### What is needed
Pick out each line of the listing below that includes the string "separator" and copy those lines.

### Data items
────────

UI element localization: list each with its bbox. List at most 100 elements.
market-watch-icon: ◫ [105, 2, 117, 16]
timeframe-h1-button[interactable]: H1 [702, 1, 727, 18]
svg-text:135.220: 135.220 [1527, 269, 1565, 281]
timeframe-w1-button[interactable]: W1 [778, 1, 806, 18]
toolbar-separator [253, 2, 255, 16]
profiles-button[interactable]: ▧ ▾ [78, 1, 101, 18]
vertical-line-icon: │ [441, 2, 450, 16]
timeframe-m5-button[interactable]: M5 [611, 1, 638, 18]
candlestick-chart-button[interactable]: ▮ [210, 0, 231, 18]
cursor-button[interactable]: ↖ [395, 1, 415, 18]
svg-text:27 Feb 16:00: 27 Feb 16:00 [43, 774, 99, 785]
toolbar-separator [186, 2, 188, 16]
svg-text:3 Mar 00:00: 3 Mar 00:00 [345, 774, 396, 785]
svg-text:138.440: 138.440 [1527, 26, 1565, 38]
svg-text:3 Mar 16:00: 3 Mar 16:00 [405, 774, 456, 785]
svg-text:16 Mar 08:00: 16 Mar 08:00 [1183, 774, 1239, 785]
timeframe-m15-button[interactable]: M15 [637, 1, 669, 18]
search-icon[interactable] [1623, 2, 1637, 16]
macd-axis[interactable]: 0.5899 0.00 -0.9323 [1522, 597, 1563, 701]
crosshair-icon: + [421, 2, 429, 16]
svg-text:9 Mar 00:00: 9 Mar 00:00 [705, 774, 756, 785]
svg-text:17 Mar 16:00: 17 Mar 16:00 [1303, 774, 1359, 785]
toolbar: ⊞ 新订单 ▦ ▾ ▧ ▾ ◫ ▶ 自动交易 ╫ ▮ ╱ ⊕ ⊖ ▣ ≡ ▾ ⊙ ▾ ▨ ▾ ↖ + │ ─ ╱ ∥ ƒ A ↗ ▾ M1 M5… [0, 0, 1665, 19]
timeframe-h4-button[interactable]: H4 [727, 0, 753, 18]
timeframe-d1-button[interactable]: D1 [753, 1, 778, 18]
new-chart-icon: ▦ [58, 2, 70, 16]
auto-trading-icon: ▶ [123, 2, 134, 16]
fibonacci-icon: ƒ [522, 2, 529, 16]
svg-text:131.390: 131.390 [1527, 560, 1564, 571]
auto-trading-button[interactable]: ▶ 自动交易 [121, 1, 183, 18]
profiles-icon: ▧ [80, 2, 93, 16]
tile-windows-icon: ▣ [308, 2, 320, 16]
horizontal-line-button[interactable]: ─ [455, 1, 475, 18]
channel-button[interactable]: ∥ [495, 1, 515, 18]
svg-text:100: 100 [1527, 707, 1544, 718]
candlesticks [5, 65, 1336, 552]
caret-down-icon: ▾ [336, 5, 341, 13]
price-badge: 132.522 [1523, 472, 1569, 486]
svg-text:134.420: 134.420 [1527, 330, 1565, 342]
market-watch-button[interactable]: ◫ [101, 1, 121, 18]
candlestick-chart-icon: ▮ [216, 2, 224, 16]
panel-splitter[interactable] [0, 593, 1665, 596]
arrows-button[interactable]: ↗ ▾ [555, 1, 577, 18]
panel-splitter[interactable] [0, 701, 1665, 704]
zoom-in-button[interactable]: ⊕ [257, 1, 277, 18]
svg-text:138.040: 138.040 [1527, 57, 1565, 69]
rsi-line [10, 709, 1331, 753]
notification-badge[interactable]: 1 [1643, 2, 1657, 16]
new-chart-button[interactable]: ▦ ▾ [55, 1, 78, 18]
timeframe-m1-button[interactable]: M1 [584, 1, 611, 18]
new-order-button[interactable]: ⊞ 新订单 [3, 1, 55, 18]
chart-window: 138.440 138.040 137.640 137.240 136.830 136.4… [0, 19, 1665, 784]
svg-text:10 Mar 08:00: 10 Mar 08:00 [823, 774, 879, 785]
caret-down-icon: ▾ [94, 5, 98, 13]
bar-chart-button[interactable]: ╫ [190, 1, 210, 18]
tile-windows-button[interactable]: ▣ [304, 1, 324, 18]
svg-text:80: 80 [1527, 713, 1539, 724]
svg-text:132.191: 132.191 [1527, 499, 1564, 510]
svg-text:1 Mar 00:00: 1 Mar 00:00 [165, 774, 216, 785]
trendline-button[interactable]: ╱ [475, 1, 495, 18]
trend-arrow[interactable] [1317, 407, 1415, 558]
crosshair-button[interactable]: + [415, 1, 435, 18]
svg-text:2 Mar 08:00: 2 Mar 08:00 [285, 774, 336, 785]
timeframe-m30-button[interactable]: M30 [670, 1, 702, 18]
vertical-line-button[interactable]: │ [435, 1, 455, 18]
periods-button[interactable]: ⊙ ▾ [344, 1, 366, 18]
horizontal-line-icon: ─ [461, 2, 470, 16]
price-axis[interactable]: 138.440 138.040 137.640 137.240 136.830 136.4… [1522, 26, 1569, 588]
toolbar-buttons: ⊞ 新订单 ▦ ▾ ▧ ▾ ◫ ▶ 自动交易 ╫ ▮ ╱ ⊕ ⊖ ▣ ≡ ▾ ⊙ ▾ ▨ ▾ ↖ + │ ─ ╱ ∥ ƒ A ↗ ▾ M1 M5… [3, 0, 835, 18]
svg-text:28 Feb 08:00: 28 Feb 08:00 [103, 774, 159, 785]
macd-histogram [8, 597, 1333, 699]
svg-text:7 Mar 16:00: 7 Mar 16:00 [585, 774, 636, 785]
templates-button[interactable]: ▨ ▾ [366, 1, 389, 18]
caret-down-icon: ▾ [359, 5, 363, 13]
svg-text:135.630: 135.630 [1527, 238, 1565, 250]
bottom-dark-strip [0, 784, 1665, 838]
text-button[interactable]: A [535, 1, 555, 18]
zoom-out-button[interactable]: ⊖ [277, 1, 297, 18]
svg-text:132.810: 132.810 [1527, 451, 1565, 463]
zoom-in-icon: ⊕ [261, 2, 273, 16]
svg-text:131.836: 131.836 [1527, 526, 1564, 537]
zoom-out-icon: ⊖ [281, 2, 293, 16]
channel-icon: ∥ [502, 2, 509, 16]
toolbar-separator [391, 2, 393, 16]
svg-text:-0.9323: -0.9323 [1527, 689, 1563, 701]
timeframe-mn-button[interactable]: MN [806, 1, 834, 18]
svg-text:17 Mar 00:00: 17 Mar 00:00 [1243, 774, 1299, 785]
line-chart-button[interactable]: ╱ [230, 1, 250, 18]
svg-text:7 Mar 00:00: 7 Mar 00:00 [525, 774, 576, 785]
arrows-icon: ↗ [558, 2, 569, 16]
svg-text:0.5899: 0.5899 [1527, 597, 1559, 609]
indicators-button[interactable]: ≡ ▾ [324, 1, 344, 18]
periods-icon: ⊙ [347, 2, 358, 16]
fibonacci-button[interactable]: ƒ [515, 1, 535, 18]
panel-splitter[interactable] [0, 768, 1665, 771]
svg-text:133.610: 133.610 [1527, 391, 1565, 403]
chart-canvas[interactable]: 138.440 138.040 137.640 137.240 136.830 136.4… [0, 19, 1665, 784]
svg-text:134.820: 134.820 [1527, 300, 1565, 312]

────────

### Result for this task
toolbar-separator [253, 2, 255, 16]
toolbar-separator [186, 2, 188, 16]
toolbar-separator [391, 2, 393, 16]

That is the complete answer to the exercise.